→ Goal
Reproduce the lines of the entries that run from the one containing "x-tick-label: 6 — [271, 470, 281, 489]" through the one containing "trace-line — [77, 232, 572, 243]", both of those included, copying them unchanged.

→ Exercise material
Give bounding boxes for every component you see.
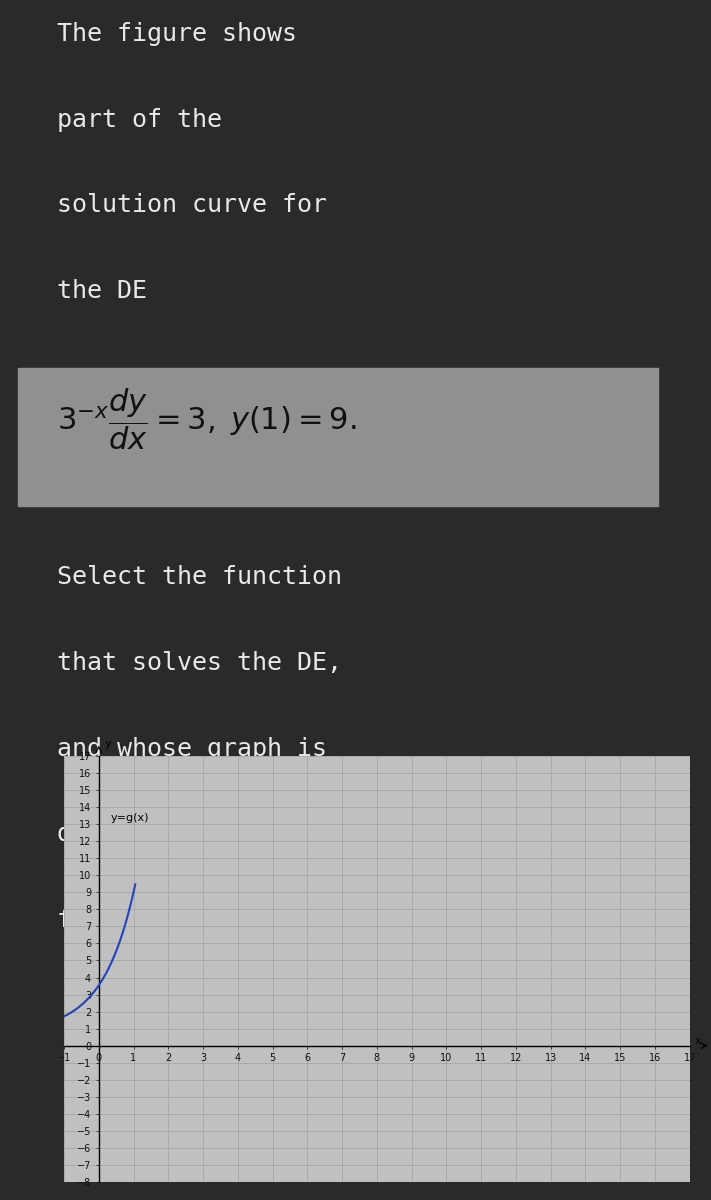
Text: that solves the DE,: that solves the DE,	[57, 650, 342, 674]
Text: y: y	[104, 739, 111, 749]
Text: Select the function: Select the function	[57, 565, 342, 589]
Text: x: x	[695, 1037, 702, 1046]
Text: and whose graph is: and whose graph is	[57, 737, 327, 761]
Text: part of the: part of the	[57, 108, 222, 132]
Text: depicted in the: depicted in the	[57, 822, 282, 846]
Text: figure.: figure.	[57, 907, 162, 931]
Text: y=g(x): y=g(x)	[111, 812, 149, 823]
Text: solution curve for: solution curve for	[57, 193, 327, 217]
Text: $3^{-x}\dfrac{dy}{dx} = 3, \; y(1) = 9.$: $3^{-x}\dfrac{dy}{dx} = 3, \; y(1) = 9.$	[57, 386, 356, 452]
FancyBboxPatch shape	[18, 368, 658, 506]
Text: the DE: the DE	[57, 278, 147, 302]
Text: The figure shows: The figure shows	[57, 23, 297, 47]
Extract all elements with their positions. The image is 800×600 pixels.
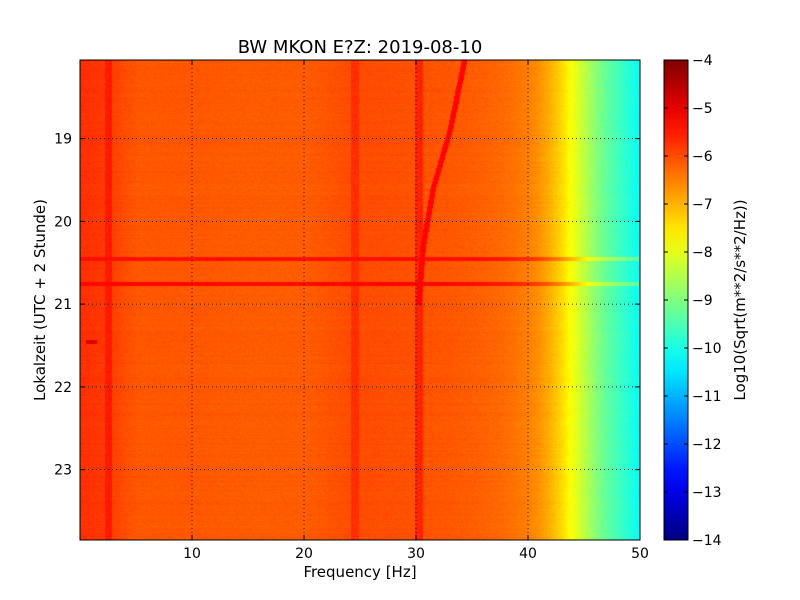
spectrogram-heatmap — [80, 60, 640, 540]
y-axis-label: Lokalzeit (UTC + 2 Stunde) — [31, 199, 49, 401]
y-axis-ticks: 19 20 21 22 23 — [54, 132, 640, 479]
y-tick-label: 20 — [54, 214, 72, 230]
x-tick-label: 50 — [631, 546, 649, 562]
colorbar-tick-label: −14 — [692, 533, 722, 549]
plot-frame — [79, 59, 641, 541]
x-axis-label: Frequency [Hz] — [303, 563, 416, 581]
colorbar-tick-label: −8 — [692, 245, 713, 261]
y-tick-label: 21 — [54, 297, 72, 313]
x-axis-ticks: 10 20 30 40 50 — [183, 60, 649, 562]
y-tick-label: 23 — [54, 463, 72, 479]
colorbar-ticks: −4 −5 −6 −7 −8 −9 −10 −11 −12 −13 −14 — [664, 53, 722, 549]
chart-title: BW MKON E?Z: 2019-08-10 — [238, 37, 483, 58]
colorbar-tick-label: −13 — [692, 485, 722, 501]
colorbar-tick-label: −9 — [692, 293, 713, 309]
x-tick-label: 30 — [407, 546, 425, 562]
colorbar: −4 −5 −6 −7 −8 −9 −10 −11 −12 −13 −14 — [663, 53, 722, 549]
colorbar-tick-label: −11 — [692, 389, 722, 405]
colorbar-tick-label: −5 — [692, 101, 713, 117]
plot-area: 10 20 30 40 50 19 20 21 22 23 — [54, 59, 649, 562]
y-tick-label: 22 — [54, 380, 72, 396]
x-tick-label: 40 — [519, 546, 537, 562]
colorbar-tick-label: −10 — [692, 341, 722, 357]
grid-lines — [80, 60, 640, 540]
colorbar-tick-label: −4 — [692, 53, 713, 69]
colorbar-tick-label: −12 — [692, 437, 722, 453]
y-tick-label: 19 — [54, 132, 72, 148]
colorbar-label: Log10(Sqrt(m**2/s**2/Hz)) — [731, 199, 749, 400]
x-tick-label: 10 — [183, 546, 201, 562]
colorbar-tick-label: −6 — [692, 149, 713, 165]
colorbar-tick-label: −7 — [692, 197, 713, 213]
x-tick-label: 20 — [295, 546, 313, 562]
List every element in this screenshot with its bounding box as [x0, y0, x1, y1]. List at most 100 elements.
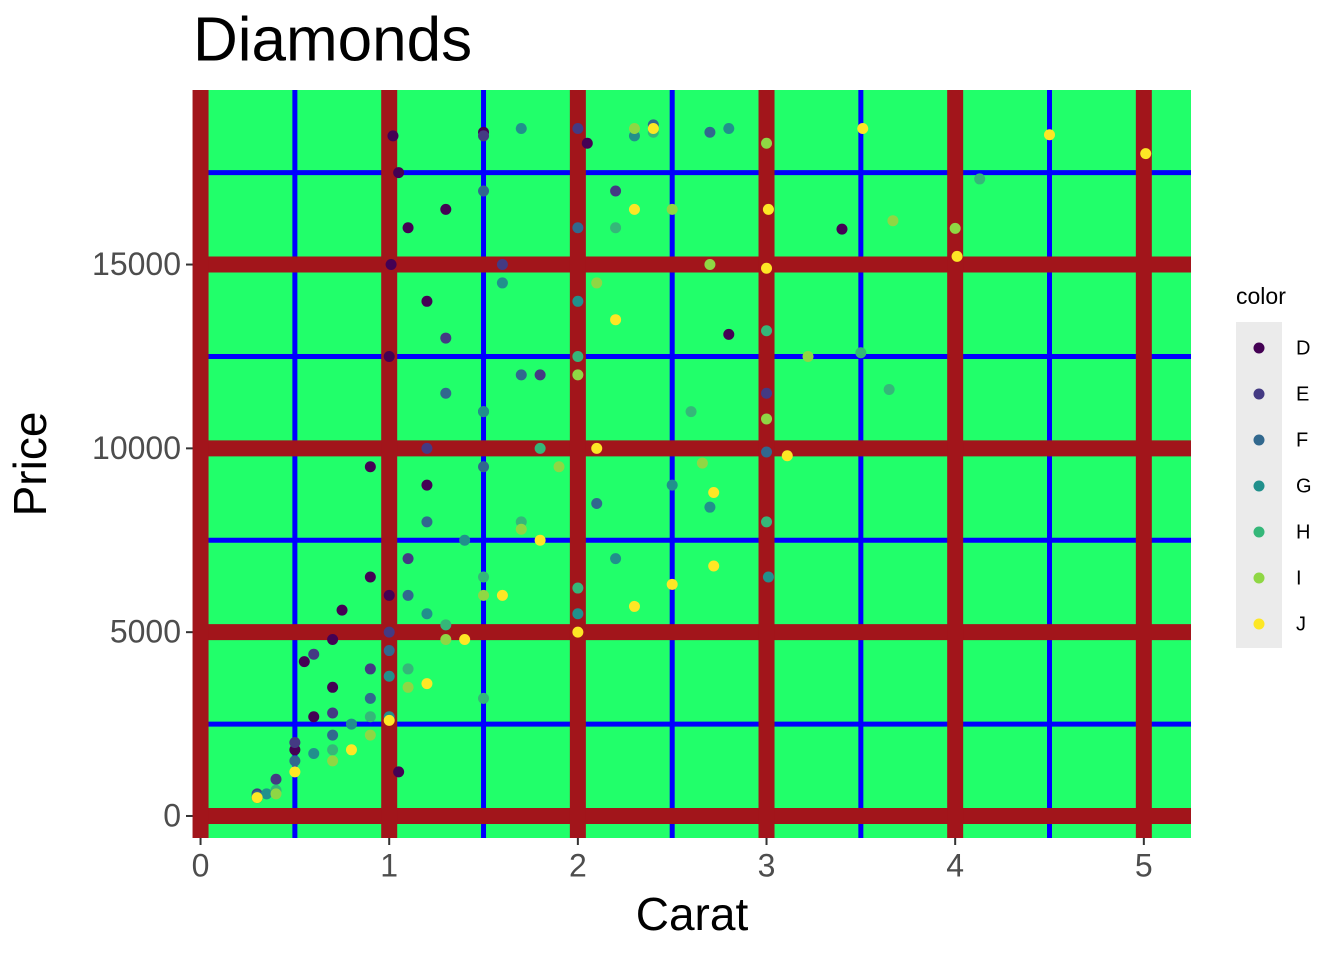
- point: [327, 634, 339, 646]
- point: [628, 123, 640, 135]
- plot-panel: [193, 90, 1191, 838]
- point: [478, 130, 490, 142]
- x-tick-label: 1: [380, 847, 398, 883]
- point: [496, 589, 508, 601]
- point: [1044, 129, 1056, 141]
- point: [761, 262, 773, 274]
- point: [581, 137, 593, 149]
- point: [383, 589, 395, 601]
- point: [628, 203, 640, 215]
- point: [515, 523, 527, 535]
- point: [723, 123, 735, 135]
- point: [781, 450, 793, 462]
- point: [685, 406, 697, 418]
- point: [496, 259, 508, 271]
- x-tick-label: 5: [1135, 847, 1153, 883]
- point: [647, 123, 659, 135]
- legend-label: J: [1296, 613, 1306, 635]
- point: [610, 222, 622, 234]
- point: [387, 130, 399, 142]
- point: [974, 173, 986, 185]
- point: [836, 223, 848, 235]
- point: [628, 600, 640, 612]
- point: [459, 534, 471, 546]
- point: [708, 560, 720, 572]
- legend-label: E: [1296, 383, 1309, 405]
- point: [496, 277, 508, 289]
- y-axis-label: Price: [4, 412, 56, 517]
- point: [298, 656, 310, 668]
- legend-swatch: [1253, 342, 1265, 354]
- legend-swatch: [1253, 526, 1265, 538]
- point: [883, 384, 895, 396]
- point: [364, 663, 376, 675]
- point: [949, 222, 961, 234]
- point: [723, 328, 735, 340]
- point: [553, 461, 565, 473]
- point: [857, 122, 869, 134]
- point: [345, 744, 357, 756]
- x-tick-label: 3: [758, 847, 776, 883]
- point: [402, 222, 414, 234]
- point: [761, 137, 773, 149]
- point: [440, 634, 452, 646]
- point: [385, 259, 397, 271]
- legend-label: G: [1296, 475, 1312, 497]
- point: [440, 203, 452, 215]
- point: [402, 663, 414, 675]
- point: [345, 718, 357, 730]
- point: [393, 766, 405, 778]
- point: [515, 123, 527, 135]
- point: [270, 788, 282, 800]
- point: [855, 347, 867, 359]
- point: [327, 755, 339, 767]
- point: [478, 692, 490, 704]
- x-tick-label: 4: [946, 847, 964, 883]
- point: [696, 457, 708, 469]
- point: [364, 692, 376, 704]
- point: [478, 589, 490, 601]
- point: [383, 350, 395, 362]
- point: [364, 461, 376, 473]
- point: [327, 744, 339, 756]
- legend-swatch: [1253, 388, 1265, 400]
- point: [327, 681, 339, 693]
- point: [251, 792, 263, 804]
- point: [761, 516, 773, 528]
- point: [383, 670, 395, 682]
- point: [572, 222, 584, 234]
- y-tick-label: 10000: [92, 430, 181, 466]
- point: [289, 736, 301, 748]
- point: [421, 295, 433, 307]
- point: [459, 634, 471, 646]
- point: [478, 406, 490, 418]
- point: [383, 626, 395, 638]
- point: [610, 553, 622, 565]
- point: [762, 203, 774, 215]
- point: [802, 350, 814, 362]
- point: [383, 645, 395, 657]
- point: [704, 126, 716, 138]
- point: [402, 681, 414, 693]
- point: [421, 442, 433, 454]
- point: [289, 766, 301, 778]
- point: [364, 729, 376, 741]
- y-tick-label: 5000: [110, 614, 181, 650]
- point: [383, 714, 395, 726]
- point: [572, 295, 584, 307]
- point: [393, 167, 405, 179]
- chart-title: Diamonds: [193, 5, 472, 74]
- point: [708, 486, 720, 498]
- point: [440, 332, 452, 344]
- point: [951, 250, 963, 262]
- point: [478, 461, 490, 473]
- point: [572, 626, 584, 638]
- x-axis-label: Carat: [636, 888, 749, 940]
- point: [761, 325, 773, 337]
- point: [761, 413, 773, 425]
- point: [762, 571, 774, 583]
- point: [591, 277, 603, 289]
- point: [308, 711, 320, 723]
- legend-label: I: [1296, 567, 1302, 589]
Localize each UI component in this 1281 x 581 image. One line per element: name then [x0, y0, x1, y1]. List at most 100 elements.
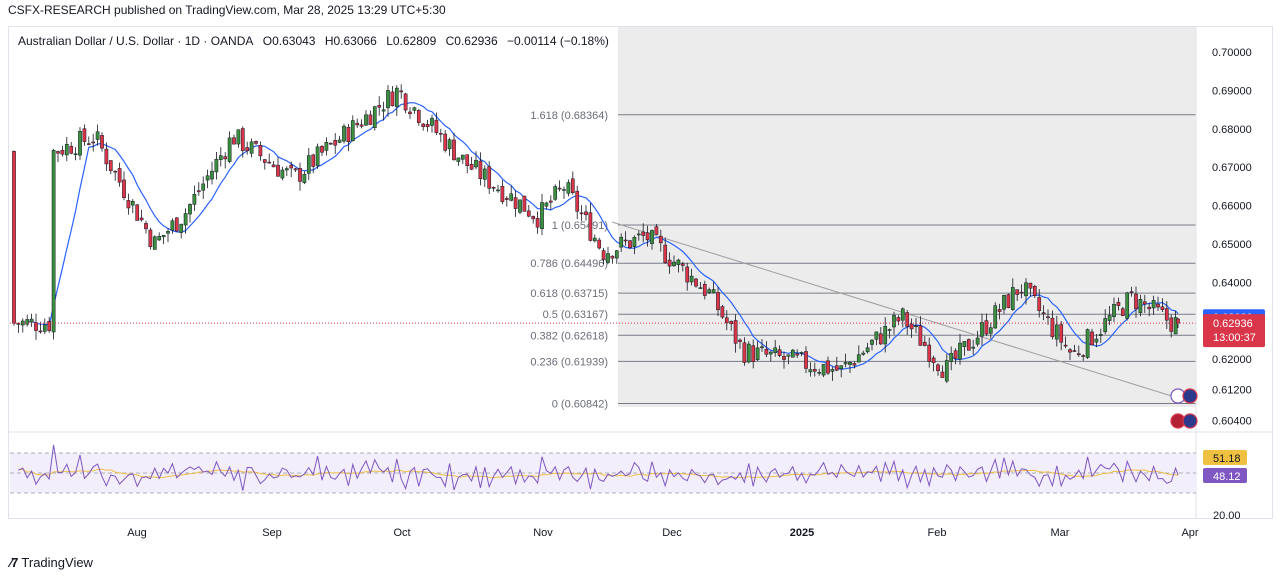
- candle: [826, 360, 830, 374]
- candle: [236, 129, 241, 145]
- candle: [918, 325, 923, 346]
- candle: [540, 202, 544, 229]
- candle: [174, 217, 179, 232]
- candle: [795, 353, 800, 356]
- candle: [777, 349, 782, 356]
- candle: [1076, 353, 1081, 355]
- candle: [91, 141, 96, 144]
- candle: [680, 263, 685, 266]
- candle: [953, 350, 958, 359]
- fib-level-label: 1.618 (0.68364): [530, 110, 608, 122]
- candle: [262, 159, 267, 163]
- candle: [848, 362, 852, 365]
- candle: [817, 372, 822, 374]
- candle: [416, 110, 421, 123]
- candle: [887, 329, 892, 331]
- time-tick-label: Aug: [127, 527, 147, 539]
- footer-brand[interactable]: TradingView: [21, 555, 93, 570]
- candle: [47, 320, 52, 331]
- price-tick-label: 0.64000: [1212, 277, 1252, 289]
- candle: [1151, 300, 1156, 309]
- candle: [1107, 315, 1112, 321]
- candle: [482, 168, 487, 180]
- candle: [381, 109, 386, 112]
- candle: [1156, 303, 1160, 308]
- trendline: [611, 221, 1179, 399]
- candle: [1142, 301, 1147, 305]
- tradingview-logo-icon[interactable]: ⁄7: [10, 555, 18, 570]
- rsi-ma-line: [18, 468, 1179, 479]
- candle: [729, 321, 734, 325]
- candle: [60, 149, 65, 155]
- candle: [1046, 316, 1050, 319]
- candle: [452, 139, 456, 161]
- candle: [610, 255, 615, 259]
- candle: [152, 236, 157, 250]
- candle: [12, 151, 16, 324]
- candle: [764, 348, 769, 355]
- candle: [196, 190, 201, 193]
- candle: [513, 197, 518, 209]
- candle: [531, 216, 536, 220]
- open-value: O0.63043: [262, 34, 316, 48]
- candle: [170, 220, 175, 231]
- candle: [491, 186, 496, 189]
- candle: [258, 145, 263, 157]
- symbol-label[interactable]: Australian Dollar / U.S. Dollar · 1D · O…: [18, 34, 254, 48]
- candle: [403, 93, 408, 111]
- candle: [812, 368, 817, 372]
- fib-level-label: 0.618 (0.63715): [530, 288, 608, 300]
- candle: [636, 233, 641, 236]
- candle: [1116, 301, 1121, 306]
- rsi-badge: [1203, 468, 1247, 483]
- candle: [139, 217, 144, 221]
- candle: [456, 157, 461, 162]
- candle: [707, 289, 712, 293]
- candle: [69, 146, 74, 154]
- candle: [108, 160, 113, 171]
- candle: [535, 218, 540, 228]
- candle: [526, 210, 531, 217]
- candle: [390, 91, 395, 107]
- candle: [597, 239, 602, 249]
- candle: [601, 250, 606, 260]
- price-tick-label: 0.61200: [1212, 385, 1252, 397]
- candle: [86, 143, 91, 145]
- candle: [694, 278, 698, 287]
- candle: [579, 212, 584, 215]
- candle: [1041, 312, 1046, 315]
- candle: [1147, 306, 1152, 310]
- time-tick-label: Oct: [393, 527, 410, 539]
- candle: [350, 120, 355, 142]
- candle: [975, 337, 980, 345]
- candle: [685, 266, 690, 283]
- candle: [940, 371, 945, 378]
- candle: [760, 346, 764, 349]
- candle: [276, 164, 280, 177]
- fib-level-label: 0.5 (0.63167): [543, 309, 608, 321]
- candle: [333, 140, 338, 146]
- candle: [716, 292, 720, 311]
- candle: [346, 127, 351, 143]
- candle: [302, 174, 307, 183]
- candle: [1112, 303, 1116, 317]
- candle: [1002, 295, 1006, 310]
- rsi-line: [18, 444, 1179, 491]
- au-flag-icon: [1182, 413, 1198, 429]
- candle: [632, 237, 637, 247]
- candle: [179, 223, 184, 233]
- candle: [249, 141, 254, 154]
- candle: [584, 211, 588, 216]
- candle: [1006, 294, 1011, 308]
- price-tick-label: 0.65000: [1212, 239, 1252, 251]
- candle: [474, 159, 478, 168]
- candle: [1090, 331, 1094, 346]
- candle: [368, 114, 373, 125]
- price-tick-label: 0.69000: [1212, 85, 1252, 97]
- candle: [1015, 289, 1020, 295]
- candle: [944, 360, 949, 382]
- candle: [874, 331, 879, 340]
- candle: [518, 199, 522, 213]
- candle: [1134, 293, 1138, 310]
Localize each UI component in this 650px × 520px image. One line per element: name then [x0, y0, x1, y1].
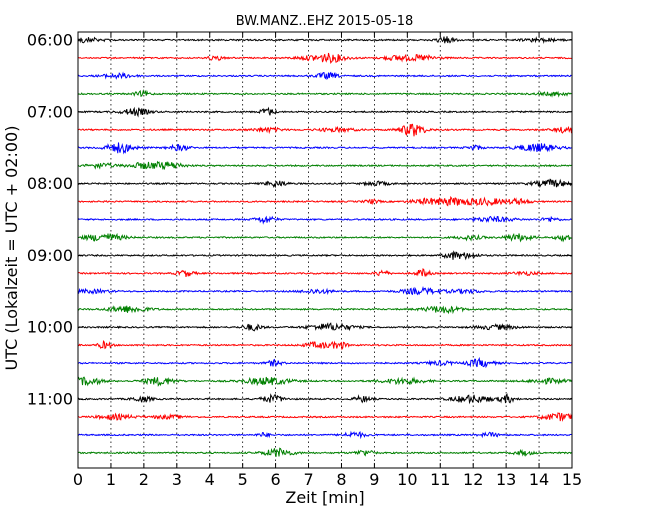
x-tick-label: 6 — [271, 470, 281, 489]
trace-line — [77, 340, 572, 351]
y-tick-label: 08:00 — [27, 174, 73, 193]
trace-line — [77, 215, 572, 225]
trace-line — [77, 376, 572, 387]
x-tick-label: 8 — [336, 470, 346, 489]
seismic-traces — [77, 36, 572, 457]
y-tick-label: 06:00 — [27, 31, 73, 50]
trace-line — [77, 71, 572, 81]
trace-line — [77, 412, 572, 422]
y-tick-label: 10:00 — [27, 318, 73, 337]
trace-line — [77, 195, 572, 207]
x-tick-label: 0 — [73, 470, 83, 489]
trace-line — [77, 232, 572, 243]
x-axis-ticks: 0 1 2 3 4 5 6 7 8 9 10 11 12 13 14 15 — [73, 32, 582, 489]
trace-line — [77, 430, 572, 440]
x-tick-label: 3 — [172, 470, 182, 489]
x-tick-label: 10 — [397, 470, 417, 489]
trace-line — [77, 89, 572, 98]
y-axis-ticks: 06:00 07:00 08:00 09:00 10:00 11:00 — [27, 31, 572, 409]
x-tick-label: 13 — [496, 470, 516, 489]
trace-line — [77, 356, 572, 369]
x-tick-label: 15 — [562, 470, 582, 489]
grid-lines — [110, 32, 540, 468]
x-tick-label: 1 — [106, 470, 116, 489]
trace-line — [77, 447, 572, 457]
x-tick-label: 9 — [369, 470, 379, 489]
trace-line — [77, 36, 572, 45]
y-tick-label: 11:00 — [27, 390, 73, 409]
x-tick-label: 11 — [430, 470, 450, 489]
x-tick-label: 4 — [205, 470, 215, 489]
y-axis-label: UTC (Lokalzeit = UTC + 02:00) — [2, 126, 21, 371]
y-tick-label: 09:00 — [27, 246, 73, 265]
trace-line — [77, 142, 572, 155]
trace-line — [77, 123, 572, 137]
plot-frame — [77, 31, 573, 469]
x-tick-label: 5 — [238, 470, 248, 489]
trace-line — [77, 285, 572, 296]
trace-line — [77, 393, 572, 405]
trace-line — [77, 305, 572, 315]
x-tick-label: 12 — [463, 470, 483, 489]
x-tick-label: 14 — [529, 470, 549, 489]
chart-title: BW.MANZ..EHZ 2015-05-18 — [236, 14, 414, 29]
x-tick-label: 2 — [139, 470, 149, 489]
trace-line — [77, 160, 572, 170]
trace-line — [77, 106, 572, 118]
x-tick-label: 7 — [303, 470, 313, 489]
x-axis-label: Zeit [min] — [285, 488, 364, 507]
trace-line — [77, 52, 572, 65]
trace-line — [77, 178, 572, 189]
trace-line — [77, 250, 572, 261]
trace-line — [77, 322, 572, 332]
trace-line — [77, 268, 572, 278]
y-tick-label: 07:00 — [27, 102, 73, 121]
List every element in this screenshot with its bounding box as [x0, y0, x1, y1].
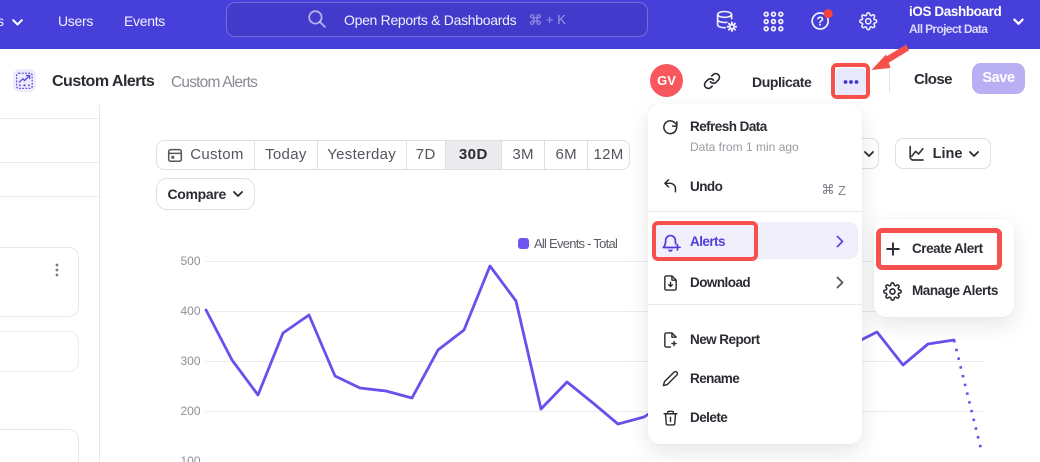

→ The response
x-tick-label: 6 — [271, 470, 281, 489]
trace-line — [77, 340, 572, 351]
y-tick-label: 08:00 — [27, 174, 73, 193]
trace-line — [77, 215, 572, 225]
trace-line — [77, 376, 572, 387]
x-tick-label: 8 — [336, 470, 346, 489]
seismic-traces — [77, 36, 572, 457]
y-tick-label: 06:00 — [27, 31, 73, 50]
trace-line — [77, 71, 572, 81]
trace-line — [77, 412, 572, 422]
y-tick-label: 10:00 — [27, 318, 73, 337]
trace-line — [77, 195, 572, 207]
x-tick-label: 0 — [73, 470, 83, 489]
trace-line — [77, 232, 572, 243]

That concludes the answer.